— GIVEN TASK —
Skip the images and return the records below exactly.

[Stored entries]
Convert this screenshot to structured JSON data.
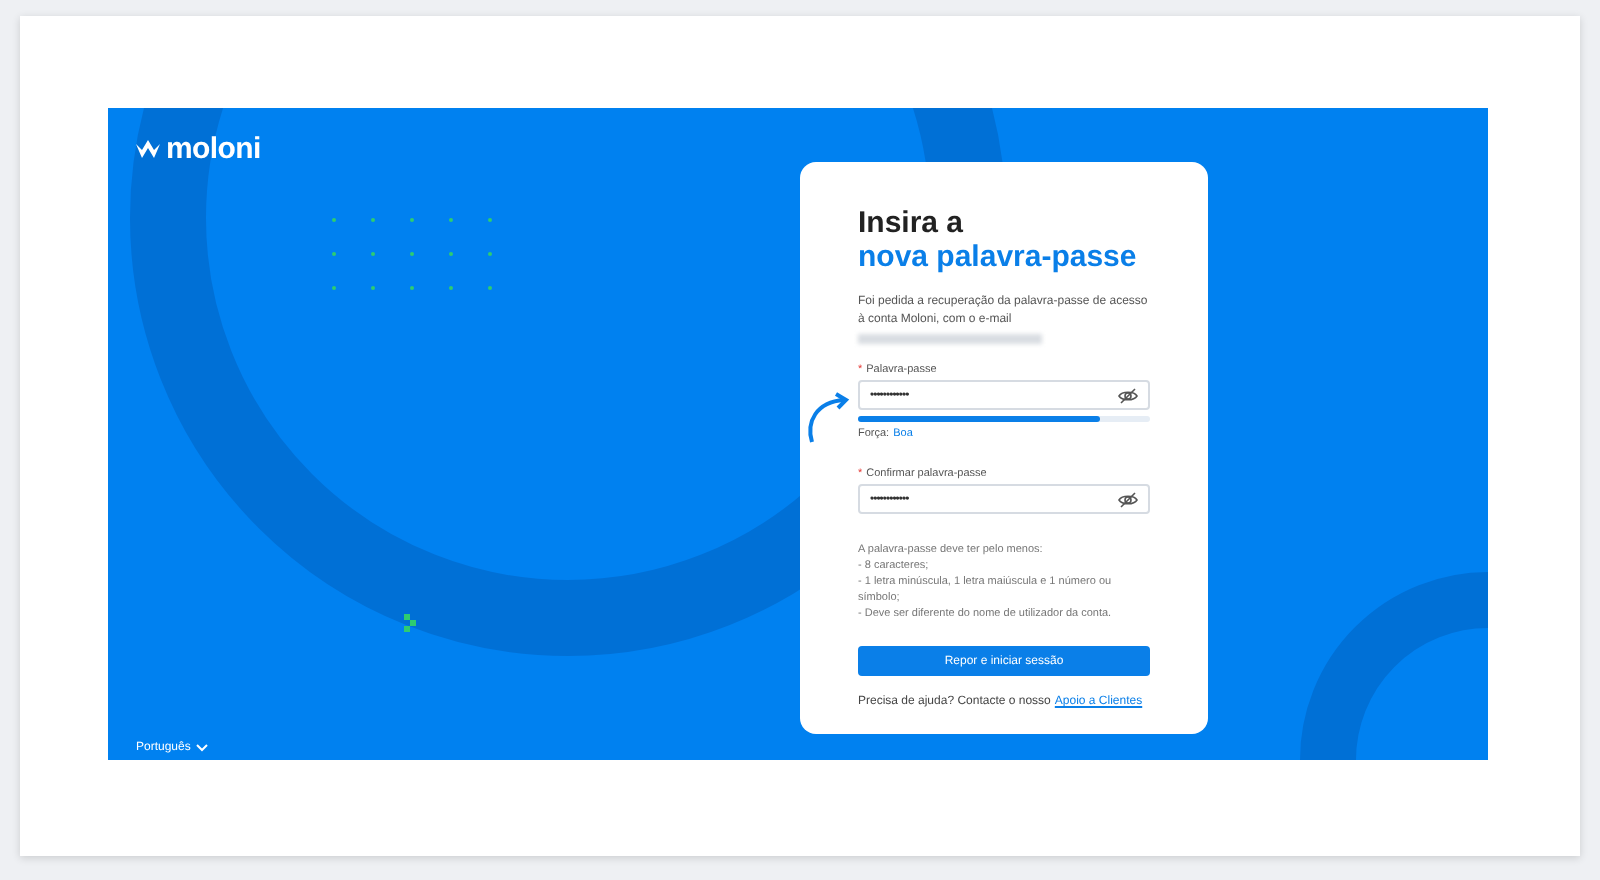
{
  "brand": {
    "name": "moloni"
  },
  "language": {
    "label": "Português"
  },
  "card": {
    "title_line1": "Insira a",
    "title_line2": "nova palavra-passe",
    "intro": "Foi pedida a recuperação da palavra-passe de acesso à conta Moloni, com o e-mail",
    "password": {
      "label": "Palavra-passe",
      "required_mark": "*",
      "value": "••••••••••••"
    },
    "strength": {
      "level": 0.83,
      "label": "Força:",
      "value": "Boa"
    },
    "confirm": {
      "label": "Confirmar palavra-passe",
      "required_mark": "*",
      "value": "••••••••••••"
    },
    "rules_intro": "A palavra-passe deve ter pelo menos:",
    "rules": [
      "- 8 caracteres;",
      "- 1 letra minúscula, 1 letra maiúscula e 1 número ou símbolo;",
      "- Deve ser diferente do nome de utilizador da conta."
    ],
    "submit": "Repor e iniciar sessão",
    "help": "Precisa de ajuda? Contacte o nosso",
    "help_link": "Apoio a Clientes"
  }
}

— RESULT —
Convert this screenshot to structured JSON data.
{
  "brand": {
    "name": "moloni"
  },
  "language": {
    "label": "Português"
  },
  "card": {
    "title_line1": "Insira a",
    "title_line2": "nova palavra-passe",
    "intro": "Foi pedida a recuperação da palavra-passe de acesso à conta Moloni, com o e-mail",
    "password": {
      "label": "Palavra-passe",
      "required_mark": "*",
      "value": "••••••••••••"
    },
    "strength": {
      "level": 0.83,
      "label": "Força:",
      "value": "Boa"
    },
    "confirm": {
      "label": "Confirmar palavra-passe",
      "required_mark": "*",
      "value": "••••••••••••"
    },
    "rules_intro": "A palavra-passe deve ter pelo menos:",
    "rules": [
      "- 8 caracteres;",
      "- 1 letra minúscula, 1 letra maiúscula e 1 número ou símbolo;",
      "- Deve ser diferente do nome de utilizador da conta."
    ],
    "submit": "Repor e iniciar sessão",
    "help": "Precisa de ajuda? Contacte o nosso",
    "help_link": "Apoio a Clientes"
  }
}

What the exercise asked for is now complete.